AIM OF THE TASK:
Your answer should be a single number: the count of lines in the material below that hold "this".

-- Start of AVAILABLE RECORDS --

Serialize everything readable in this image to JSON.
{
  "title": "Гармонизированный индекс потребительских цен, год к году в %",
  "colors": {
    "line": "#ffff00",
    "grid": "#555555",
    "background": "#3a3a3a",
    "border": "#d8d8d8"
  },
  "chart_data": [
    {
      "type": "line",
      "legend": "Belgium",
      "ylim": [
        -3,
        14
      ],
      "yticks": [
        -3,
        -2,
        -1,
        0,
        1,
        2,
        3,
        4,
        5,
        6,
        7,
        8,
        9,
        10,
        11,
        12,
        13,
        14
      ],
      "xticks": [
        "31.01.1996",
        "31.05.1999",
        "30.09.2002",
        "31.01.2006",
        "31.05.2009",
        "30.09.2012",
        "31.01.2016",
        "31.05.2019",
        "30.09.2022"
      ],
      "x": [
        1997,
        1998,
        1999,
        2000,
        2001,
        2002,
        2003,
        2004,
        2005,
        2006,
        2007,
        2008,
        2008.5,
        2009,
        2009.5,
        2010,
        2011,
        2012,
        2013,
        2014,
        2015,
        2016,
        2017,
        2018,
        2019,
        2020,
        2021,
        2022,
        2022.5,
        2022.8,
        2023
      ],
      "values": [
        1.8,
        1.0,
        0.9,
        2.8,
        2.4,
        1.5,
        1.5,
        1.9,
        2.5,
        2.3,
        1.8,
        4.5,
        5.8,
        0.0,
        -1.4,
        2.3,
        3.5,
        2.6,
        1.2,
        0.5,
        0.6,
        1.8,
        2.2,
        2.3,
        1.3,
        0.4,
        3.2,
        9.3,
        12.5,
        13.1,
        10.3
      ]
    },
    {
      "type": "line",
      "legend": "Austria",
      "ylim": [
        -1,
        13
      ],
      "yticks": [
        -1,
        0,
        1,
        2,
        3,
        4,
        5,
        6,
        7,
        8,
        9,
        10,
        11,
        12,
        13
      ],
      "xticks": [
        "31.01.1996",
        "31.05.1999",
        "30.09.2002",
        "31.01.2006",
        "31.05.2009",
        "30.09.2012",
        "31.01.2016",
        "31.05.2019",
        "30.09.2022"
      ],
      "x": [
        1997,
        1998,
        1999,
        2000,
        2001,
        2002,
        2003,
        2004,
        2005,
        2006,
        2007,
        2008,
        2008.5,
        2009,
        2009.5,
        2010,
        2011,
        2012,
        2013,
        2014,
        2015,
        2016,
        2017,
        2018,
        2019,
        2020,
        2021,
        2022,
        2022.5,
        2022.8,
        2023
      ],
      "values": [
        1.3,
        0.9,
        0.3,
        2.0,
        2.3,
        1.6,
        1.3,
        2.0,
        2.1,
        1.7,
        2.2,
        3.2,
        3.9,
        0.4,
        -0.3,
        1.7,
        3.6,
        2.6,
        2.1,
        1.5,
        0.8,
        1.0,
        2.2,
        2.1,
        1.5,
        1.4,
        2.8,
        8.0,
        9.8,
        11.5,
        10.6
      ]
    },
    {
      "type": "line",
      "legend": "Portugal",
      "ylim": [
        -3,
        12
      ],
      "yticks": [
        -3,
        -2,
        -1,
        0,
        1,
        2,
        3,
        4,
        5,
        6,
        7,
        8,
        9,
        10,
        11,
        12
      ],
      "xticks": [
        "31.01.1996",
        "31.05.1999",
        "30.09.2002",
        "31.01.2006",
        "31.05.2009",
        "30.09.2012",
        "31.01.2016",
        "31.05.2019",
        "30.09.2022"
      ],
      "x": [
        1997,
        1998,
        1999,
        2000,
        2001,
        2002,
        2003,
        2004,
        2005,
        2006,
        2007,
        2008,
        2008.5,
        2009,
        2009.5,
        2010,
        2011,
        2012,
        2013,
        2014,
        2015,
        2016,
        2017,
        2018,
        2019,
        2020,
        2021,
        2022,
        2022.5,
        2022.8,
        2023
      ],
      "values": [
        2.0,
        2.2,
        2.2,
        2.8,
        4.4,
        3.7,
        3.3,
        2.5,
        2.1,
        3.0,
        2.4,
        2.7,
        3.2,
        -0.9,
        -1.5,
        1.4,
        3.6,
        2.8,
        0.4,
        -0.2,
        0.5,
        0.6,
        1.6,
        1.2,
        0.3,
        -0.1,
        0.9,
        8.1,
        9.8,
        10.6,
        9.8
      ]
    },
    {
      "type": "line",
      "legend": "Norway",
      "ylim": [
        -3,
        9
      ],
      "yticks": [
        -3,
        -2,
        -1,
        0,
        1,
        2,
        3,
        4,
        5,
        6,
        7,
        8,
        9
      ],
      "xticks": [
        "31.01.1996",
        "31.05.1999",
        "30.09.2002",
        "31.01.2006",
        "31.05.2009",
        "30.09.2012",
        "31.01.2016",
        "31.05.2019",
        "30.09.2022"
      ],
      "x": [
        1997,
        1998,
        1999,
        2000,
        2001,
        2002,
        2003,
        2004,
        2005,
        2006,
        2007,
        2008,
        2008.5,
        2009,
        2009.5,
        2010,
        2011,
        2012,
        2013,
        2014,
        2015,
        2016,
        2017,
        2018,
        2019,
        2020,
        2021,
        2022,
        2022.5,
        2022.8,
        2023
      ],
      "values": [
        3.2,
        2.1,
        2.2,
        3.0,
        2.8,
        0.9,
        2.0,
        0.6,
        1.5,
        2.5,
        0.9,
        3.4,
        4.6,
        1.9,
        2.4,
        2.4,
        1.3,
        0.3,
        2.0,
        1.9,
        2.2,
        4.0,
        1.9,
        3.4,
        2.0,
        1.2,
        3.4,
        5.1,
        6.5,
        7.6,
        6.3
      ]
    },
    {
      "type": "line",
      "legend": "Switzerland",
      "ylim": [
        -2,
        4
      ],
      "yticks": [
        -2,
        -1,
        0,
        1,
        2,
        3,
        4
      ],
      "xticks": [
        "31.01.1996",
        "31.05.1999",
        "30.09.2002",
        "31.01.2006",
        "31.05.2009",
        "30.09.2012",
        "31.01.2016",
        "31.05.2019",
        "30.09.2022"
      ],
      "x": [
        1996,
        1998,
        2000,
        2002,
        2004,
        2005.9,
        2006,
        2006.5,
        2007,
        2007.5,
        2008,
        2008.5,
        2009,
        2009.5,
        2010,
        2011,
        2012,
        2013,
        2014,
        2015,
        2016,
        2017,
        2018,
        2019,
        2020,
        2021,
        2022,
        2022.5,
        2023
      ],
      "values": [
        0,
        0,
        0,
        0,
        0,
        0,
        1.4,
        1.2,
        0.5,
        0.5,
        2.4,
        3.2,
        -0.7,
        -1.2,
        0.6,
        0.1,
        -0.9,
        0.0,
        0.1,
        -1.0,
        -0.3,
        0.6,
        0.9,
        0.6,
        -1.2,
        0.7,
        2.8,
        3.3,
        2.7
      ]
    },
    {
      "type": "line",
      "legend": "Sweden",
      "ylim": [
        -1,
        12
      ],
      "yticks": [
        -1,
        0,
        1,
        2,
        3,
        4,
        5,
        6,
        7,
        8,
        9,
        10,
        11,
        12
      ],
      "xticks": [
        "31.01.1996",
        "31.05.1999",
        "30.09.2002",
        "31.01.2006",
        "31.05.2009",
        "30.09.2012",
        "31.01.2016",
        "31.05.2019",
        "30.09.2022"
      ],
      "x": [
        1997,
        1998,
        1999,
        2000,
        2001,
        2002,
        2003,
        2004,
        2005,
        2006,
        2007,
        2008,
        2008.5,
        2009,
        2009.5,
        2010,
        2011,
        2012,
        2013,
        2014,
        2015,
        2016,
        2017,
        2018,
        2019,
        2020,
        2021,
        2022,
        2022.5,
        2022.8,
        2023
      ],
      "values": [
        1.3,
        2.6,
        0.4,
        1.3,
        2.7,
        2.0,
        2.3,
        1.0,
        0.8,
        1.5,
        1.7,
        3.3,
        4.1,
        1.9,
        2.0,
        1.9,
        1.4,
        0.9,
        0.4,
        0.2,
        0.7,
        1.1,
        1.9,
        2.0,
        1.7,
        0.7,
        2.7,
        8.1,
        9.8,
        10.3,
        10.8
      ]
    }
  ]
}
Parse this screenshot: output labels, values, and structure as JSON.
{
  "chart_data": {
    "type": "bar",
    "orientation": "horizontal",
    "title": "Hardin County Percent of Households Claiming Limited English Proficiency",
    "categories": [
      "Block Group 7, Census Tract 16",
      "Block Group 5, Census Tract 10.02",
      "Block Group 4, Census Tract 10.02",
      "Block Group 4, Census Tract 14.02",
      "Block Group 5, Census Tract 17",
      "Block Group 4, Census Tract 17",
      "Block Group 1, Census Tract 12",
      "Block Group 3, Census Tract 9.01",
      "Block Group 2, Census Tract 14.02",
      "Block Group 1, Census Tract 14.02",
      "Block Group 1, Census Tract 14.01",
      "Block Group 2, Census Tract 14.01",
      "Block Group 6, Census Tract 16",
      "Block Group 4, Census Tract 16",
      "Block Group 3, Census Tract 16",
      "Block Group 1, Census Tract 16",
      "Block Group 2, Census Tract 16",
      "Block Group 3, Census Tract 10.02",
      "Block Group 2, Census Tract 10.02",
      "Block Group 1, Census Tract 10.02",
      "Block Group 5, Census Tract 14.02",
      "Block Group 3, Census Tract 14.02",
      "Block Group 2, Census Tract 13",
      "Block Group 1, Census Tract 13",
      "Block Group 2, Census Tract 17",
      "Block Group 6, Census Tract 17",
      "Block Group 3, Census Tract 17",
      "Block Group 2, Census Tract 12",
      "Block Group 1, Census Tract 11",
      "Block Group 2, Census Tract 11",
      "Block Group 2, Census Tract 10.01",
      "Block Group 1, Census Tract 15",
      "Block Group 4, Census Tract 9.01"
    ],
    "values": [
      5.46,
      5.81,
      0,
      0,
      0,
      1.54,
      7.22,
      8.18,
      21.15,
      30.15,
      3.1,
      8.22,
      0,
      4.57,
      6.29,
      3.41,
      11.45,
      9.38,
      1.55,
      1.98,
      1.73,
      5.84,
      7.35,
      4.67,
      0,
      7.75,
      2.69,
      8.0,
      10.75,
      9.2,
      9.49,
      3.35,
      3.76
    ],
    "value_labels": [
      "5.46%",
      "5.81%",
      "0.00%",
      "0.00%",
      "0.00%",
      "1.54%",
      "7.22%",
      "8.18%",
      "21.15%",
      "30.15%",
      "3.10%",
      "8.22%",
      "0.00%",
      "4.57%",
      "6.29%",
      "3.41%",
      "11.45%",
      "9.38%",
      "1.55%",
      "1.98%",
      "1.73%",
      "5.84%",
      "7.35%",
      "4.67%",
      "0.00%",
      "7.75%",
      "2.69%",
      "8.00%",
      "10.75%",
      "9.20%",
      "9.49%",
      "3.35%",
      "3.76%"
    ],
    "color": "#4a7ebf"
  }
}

-- End of AVAILABLE RECORDS --

FINISHED TASK:
2